=== BRIEF ===
Using the entries that follow, collect the lines where the word "Merc" appears.

=== EXTRACTED DATA ===

++++++++++++++++++++

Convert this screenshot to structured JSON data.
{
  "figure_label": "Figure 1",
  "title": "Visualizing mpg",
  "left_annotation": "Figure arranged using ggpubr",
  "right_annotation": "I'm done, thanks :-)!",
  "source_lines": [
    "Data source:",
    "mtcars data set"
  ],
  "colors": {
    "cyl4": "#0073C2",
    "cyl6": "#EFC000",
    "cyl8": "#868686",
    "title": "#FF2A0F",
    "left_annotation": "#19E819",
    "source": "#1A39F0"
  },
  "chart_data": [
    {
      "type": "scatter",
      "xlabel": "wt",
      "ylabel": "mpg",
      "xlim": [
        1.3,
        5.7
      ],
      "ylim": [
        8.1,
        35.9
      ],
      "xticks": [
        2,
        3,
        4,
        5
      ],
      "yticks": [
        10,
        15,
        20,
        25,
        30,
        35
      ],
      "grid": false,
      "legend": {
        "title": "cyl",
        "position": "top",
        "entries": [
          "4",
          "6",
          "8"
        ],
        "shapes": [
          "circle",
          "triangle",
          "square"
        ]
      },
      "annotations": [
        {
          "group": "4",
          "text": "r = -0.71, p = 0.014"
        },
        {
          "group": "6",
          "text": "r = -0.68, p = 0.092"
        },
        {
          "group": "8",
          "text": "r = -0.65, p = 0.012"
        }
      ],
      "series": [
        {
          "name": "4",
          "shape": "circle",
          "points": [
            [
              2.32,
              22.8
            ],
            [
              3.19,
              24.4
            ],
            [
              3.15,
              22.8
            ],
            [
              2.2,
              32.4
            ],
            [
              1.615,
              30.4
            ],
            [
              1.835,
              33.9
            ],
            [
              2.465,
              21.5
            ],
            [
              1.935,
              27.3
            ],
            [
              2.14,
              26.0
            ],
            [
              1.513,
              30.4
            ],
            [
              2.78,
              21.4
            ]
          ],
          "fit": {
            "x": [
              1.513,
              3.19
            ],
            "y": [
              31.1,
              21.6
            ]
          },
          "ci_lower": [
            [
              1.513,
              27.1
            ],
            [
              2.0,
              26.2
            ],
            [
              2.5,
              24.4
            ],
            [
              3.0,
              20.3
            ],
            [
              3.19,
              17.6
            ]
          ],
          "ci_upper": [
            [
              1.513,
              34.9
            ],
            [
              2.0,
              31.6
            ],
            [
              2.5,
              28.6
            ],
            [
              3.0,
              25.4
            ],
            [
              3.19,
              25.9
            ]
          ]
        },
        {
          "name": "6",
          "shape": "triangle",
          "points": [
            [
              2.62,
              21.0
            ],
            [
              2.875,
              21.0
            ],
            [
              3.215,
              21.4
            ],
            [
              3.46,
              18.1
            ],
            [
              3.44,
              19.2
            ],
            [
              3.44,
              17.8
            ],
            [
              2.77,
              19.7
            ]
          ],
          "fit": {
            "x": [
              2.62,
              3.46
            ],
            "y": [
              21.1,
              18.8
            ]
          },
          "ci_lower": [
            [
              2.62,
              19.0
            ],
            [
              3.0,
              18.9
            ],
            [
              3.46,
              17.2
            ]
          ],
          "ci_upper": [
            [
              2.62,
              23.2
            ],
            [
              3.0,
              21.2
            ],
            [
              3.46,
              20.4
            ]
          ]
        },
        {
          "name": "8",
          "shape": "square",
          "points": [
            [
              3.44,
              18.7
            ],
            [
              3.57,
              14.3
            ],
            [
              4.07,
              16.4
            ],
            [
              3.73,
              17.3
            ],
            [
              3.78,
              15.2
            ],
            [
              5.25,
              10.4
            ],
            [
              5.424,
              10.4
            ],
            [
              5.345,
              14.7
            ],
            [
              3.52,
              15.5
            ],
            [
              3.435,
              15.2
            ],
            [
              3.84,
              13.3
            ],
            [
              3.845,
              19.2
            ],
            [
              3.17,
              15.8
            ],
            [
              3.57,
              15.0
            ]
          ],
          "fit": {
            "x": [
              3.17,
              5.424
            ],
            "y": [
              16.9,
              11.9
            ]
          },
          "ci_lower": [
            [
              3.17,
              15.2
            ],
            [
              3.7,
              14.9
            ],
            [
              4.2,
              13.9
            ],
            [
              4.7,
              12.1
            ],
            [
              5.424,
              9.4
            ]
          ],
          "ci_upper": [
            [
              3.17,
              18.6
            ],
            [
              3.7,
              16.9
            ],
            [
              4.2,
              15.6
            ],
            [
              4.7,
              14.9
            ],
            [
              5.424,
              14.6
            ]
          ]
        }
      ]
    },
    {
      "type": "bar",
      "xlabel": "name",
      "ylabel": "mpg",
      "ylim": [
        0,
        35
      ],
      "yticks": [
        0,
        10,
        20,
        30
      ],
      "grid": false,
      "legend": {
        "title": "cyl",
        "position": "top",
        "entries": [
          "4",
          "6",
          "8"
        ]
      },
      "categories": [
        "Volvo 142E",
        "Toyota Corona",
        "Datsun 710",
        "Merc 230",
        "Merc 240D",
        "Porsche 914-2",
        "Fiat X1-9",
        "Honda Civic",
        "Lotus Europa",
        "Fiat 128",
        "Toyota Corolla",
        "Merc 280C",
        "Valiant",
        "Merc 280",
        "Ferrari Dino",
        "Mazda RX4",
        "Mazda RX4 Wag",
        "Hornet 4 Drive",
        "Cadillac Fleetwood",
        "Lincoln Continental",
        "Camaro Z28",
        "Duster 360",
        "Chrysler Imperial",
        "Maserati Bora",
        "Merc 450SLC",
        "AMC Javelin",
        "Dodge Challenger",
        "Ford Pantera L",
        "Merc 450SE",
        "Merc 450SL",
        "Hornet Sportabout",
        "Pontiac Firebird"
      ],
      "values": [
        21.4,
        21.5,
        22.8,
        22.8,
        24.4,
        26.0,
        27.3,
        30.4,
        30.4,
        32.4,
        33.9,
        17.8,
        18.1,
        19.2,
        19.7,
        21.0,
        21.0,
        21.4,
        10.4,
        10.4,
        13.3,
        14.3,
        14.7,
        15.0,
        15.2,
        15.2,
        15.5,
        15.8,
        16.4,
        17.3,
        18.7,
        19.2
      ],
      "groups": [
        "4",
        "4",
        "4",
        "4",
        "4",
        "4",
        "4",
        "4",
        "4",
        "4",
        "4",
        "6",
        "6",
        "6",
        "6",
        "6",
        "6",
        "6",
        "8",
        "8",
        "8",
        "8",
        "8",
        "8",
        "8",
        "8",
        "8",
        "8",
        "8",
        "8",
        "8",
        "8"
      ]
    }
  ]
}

++++++++++++++++++++

=== TASK OUTPUT ===
        "Merc 230",
        "Merc 240D",
        "Merc 280C",
        "Merc 280",
        "Merc 450SLC",
        "Merc 450SE",
        "Merc 450SL",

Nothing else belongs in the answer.